- _Short task_: Find the string "Schülerarbeiten" and gather every line that holds it.

***** Supplied material *****

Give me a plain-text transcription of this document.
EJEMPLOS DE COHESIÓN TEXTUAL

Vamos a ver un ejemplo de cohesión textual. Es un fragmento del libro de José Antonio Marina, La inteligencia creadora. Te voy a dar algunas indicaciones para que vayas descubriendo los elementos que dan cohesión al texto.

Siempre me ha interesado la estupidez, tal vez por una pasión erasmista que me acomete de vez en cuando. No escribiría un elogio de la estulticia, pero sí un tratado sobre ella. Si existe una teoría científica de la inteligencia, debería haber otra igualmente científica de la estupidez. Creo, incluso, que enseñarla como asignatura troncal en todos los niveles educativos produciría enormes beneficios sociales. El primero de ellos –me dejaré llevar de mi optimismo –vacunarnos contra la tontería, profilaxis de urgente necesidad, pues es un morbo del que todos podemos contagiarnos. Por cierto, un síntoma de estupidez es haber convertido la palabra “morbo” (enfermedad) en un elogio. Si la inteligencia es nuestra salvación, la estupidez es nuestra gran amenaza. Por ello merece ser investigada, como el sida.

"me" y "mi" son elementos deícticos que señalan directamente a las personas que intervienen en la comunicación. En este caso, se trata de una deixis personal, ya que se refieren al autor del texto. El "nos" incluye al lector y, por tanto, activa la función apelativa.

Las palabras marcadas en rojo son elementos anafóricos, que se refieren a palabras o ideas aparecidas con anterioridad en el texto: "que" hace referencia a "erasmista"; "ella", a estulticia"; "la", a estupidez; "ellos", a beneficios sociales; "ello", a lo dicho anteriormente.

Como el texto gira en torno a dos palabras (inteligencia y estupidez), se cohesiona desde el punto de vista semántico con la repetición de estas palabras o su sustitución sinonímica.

*****
***** Supplied material *****

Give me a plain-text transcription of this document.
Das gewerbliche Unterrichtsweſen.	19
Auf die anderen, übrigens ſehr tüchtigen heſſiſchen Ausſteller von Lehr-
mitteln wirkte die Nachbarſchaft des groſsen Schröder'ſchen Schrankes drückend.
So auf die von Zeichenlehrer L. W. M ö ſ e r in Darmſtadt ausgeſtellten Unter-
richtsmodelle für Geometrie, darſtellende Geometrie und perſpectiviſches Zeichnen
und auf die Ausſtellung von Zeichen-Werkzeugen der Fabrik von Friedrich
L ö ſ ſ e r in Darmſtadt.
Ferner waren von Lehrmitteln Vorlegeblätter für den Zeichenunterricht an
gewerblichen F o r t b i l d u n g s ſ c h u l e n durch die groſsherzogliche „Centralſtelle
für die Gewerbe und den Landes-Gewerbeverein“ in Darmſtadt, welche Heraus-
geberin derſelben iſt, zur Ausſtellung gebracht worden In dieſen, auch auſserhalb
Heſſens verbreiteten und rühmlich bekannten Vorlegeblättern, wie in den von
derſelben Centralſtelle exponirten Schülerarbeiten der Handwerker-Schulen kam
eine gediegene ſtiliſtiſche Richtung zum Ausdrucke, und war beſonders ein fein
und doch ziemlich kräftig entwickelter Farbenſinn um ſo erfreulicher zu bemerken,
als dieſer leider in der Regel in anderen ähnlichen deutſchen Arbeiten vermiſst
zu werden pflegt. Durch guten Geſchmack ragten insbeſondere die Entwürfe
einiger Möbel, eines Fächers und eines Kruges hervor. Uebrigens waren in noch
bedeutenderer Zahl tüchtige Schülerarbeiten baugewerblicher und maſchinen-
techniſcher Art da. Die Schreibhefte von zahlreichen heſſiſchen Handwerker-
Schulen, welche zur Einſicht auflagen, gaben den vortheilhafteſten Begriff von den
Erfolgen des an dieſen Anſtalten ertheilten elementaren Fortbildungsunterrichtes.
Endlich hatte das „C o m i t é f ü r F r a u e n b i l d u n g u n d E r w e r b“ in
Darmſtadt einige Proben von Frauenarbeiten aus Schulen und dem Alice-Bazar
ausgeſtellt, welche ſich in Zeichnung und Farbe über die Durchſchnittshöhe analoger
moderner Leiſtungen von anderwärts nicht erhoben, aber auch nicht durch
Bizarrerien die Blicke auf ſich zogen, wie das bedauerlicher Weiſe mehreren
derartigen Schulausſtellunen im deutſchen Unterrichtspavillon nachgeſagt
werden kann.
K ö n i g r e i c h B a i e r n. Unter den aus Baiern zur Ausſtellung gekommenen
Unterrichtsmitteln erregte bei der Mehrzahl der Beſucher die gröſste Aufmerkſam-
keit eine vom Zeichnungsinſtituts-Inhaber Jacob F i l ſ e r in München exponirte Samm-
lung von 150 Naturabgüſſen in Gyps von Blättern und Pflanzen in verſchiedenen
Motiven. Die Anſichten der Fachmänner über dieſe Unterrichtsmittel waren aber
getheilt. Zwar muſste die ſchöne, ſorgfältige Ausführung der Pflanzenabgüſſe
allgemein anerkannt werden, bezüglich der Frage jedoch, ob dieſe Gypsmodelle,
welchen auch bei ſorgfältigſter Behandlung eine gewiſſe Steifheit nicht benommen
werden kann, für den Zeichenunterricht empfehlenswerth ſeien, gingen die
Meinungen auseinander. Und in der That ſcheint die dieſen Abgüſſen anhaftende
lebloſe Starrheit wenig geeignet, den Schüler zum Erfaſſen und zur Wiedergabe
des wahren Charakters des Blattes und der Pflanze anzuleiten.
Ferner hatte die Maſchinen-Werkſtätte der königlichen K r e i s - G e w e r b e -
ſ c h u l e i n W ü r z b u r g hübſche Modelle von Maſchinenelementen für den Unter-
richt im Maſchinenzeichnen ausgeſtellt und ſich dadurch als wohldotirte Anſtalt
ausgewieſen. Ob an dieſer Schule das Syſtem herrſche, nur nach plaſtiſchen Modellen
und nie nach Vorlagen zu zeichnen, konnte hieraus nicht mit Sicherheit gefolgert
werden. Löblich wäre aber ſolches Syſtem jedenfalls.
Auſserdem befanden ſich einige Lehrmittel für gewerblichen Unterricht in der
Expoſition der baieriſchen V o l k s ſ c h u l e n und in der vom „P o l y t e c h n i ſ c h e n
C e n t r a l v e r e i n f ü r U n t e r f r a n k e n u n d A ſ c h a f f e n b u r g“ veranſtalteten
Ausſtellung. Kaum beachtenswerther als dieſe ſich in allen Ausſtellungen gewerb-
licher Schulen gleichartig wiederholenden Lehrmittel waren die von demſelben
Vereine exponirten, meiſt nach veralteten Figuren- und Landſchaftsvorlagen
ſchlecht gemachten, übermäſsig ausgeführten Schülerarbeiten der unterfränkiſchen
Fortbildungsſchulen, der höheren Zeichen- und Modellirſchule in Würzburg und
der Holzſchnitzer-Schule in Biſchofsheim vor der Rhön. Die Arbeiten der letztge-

*****

- _Answer to this problem_:
derſelben Centralſtelle exponirten Schülerarbeiten der Handwerker-Schulen kam
bedeutenderer Zahl tüchtige Schülerarbeiten baugewerblicher und maſchinen-
ſchlecht gemachten, übermäſsig ausgeführten Schülerarbeiten der unterfränkiſchen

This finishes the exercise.